Set task: Repeat each record below exactly as given.

Provided records:
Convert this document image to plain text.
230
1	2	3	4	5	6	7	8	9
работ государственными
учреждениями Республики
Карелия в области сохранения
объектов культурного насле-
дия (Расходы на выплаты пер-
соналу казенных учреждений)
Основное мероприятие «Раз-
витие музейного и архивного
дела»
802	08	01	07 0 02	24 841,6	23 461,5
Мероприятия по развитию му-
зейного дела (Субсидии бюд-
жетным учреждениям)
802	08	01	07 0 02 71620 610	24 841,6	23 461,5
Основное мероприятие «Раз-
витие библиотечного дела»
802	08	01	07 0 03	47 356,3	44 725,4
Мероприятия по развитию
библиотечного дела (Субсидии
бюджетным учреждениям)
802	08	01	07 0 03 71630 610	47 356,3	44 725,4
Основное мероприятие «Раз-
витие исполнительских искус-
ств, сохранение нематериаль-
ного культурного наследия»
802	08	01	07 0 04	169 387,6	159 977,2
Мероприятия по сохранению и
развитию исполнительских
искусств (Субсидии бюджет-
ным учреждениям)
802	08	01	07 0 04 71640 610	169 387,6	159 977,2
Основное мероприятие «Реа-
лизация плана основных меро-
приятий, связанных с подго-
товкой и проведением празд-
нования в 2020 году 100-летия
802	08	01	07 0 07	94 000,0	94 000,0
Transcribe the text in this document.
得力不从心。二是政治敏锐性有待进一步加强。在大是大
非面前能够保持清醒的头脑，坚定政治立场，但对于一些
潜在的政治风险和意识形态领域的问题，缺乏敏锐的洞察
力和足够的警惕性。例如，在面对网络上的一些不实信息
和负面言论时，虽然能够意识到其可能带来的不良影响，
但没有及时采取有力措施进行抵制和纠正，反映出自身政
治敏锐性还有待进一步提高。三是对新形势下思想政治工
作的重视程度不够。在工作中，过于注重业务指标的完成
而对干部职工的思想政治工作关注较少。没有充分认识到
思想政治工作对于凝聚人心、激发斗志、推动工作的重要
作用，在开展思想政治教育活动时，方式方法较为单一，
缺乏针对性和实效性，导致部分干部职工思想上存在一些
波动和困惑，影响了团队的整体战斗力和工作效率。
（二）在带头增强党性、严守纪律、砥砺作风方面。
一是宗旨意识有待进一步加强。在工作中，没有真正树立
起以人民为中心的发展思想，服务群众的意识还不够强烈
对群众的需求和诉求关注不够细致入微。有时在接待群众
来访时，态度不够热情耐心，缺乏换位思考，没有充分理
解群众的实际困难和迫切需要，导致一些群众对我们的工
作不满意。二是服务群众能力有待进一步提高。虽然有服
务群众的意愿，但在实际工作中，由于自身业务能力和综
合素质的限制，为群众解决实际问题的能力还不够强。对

Answer to the problem:
Convert this document image to plain text.
230
1	2	3	4	5	6	7	8	9
работ государственными
учреждениями Республики
Карелия в области сохранения
объектов культурного насле-
дия (Расходы на выплаты пер-
соналу казенных учреждений)
Основное мероприятие «Раз-
витие музейного и архивного
дела»
802	08	01	07 0 02	24 841,6	23 461,5
Мероприятия по развитию му-
зейного дела (Субсидии бюд-
жетным учреждениям)
802	08	01	07 0 02 71620 610	24 841,6	23 461,5
Основное мероприятие «Раз-
витие библиотечного дела»
802	08	01	07 0 03	47 356,3	44 725,4
Мероприятия по развитию
библиотечного дела (Субсидии
бюджетным учреждениям)
802	08	01	07 0 03 71630 610	47 356,3	44 725,4
Основное мероприятие «Раз-
витие исполнительских искус-
ств, сохранение нематериаль-
ного культурного наследия»
802	08	01	07 0 04	169 387,6	159 977,2
Мероприятия по сохранению и
развитию исполнительских
искусств (Субсидии бюджет-
ным учреждениям)
802	08	01	07 0 04 71640 610	169 387,6	159 977,2
Основное мероприятие «Реа-
лизация плана основных меро-
приятий, связанных с подго-
товкой и проведением празд-
нования в 2020 году 100-летия
802	08	01	07 0 07	94 000,0	94 000,0
Transcribe the text in this document.
得力不从心。二是政治敏锐性有待进一步加强。在大是大
非面前能够保持清醒的头脑，坚定政治立场，但对于一些
潜在的政治风险和意识形态领域的问题，缺乏敏锐的洞察
力和足够的警惕性。例如，在面对网络上的一些不实信息
和负面言论时，虽然能够意识到其可能带来的不良影响，
但没有及时采取有力措施进行抵制和纠正，反映出自身政
治敏锐性还有待进一步提高。三是对新形势下思想政治工
作的重视程度不够。在工作中，过于注重业务指标的完成
而对干部职工的思想政治工作关注较少。没有充分认识到
思想政治工作对于凝聚人心、激发斗志、推动工作的重要
作用，在开展思想政治教育活动时，方式方法较为单一，
缺乏针对性和实效性，导致部分干部职工思想上存在一些
波动和困惑，影响了团队的整体战斗力和工作效率。
（二）在带头增强党性、严守纪律、砥砺作风方面。
一是宗旨意识有待进一步加强。在工作中，没有真正树立
起以人民为中心的发展思想，服务群众的意识还不够强烈
对群众的需求和诉求关注不够细致入微。有时在接待群众
来访时，态度不够热情耐心，缺乏换位思考，没有充分理
解群众的实际困难和迫切需要，导致一些群众对我们的工
作不满意。二是服务群众能力有待进一步提高。虽然有服
务群众的意愿，但在实际工作中，由于自身业务能力和综
合素质的限制，为群众解决实际问题的能力还不够强。对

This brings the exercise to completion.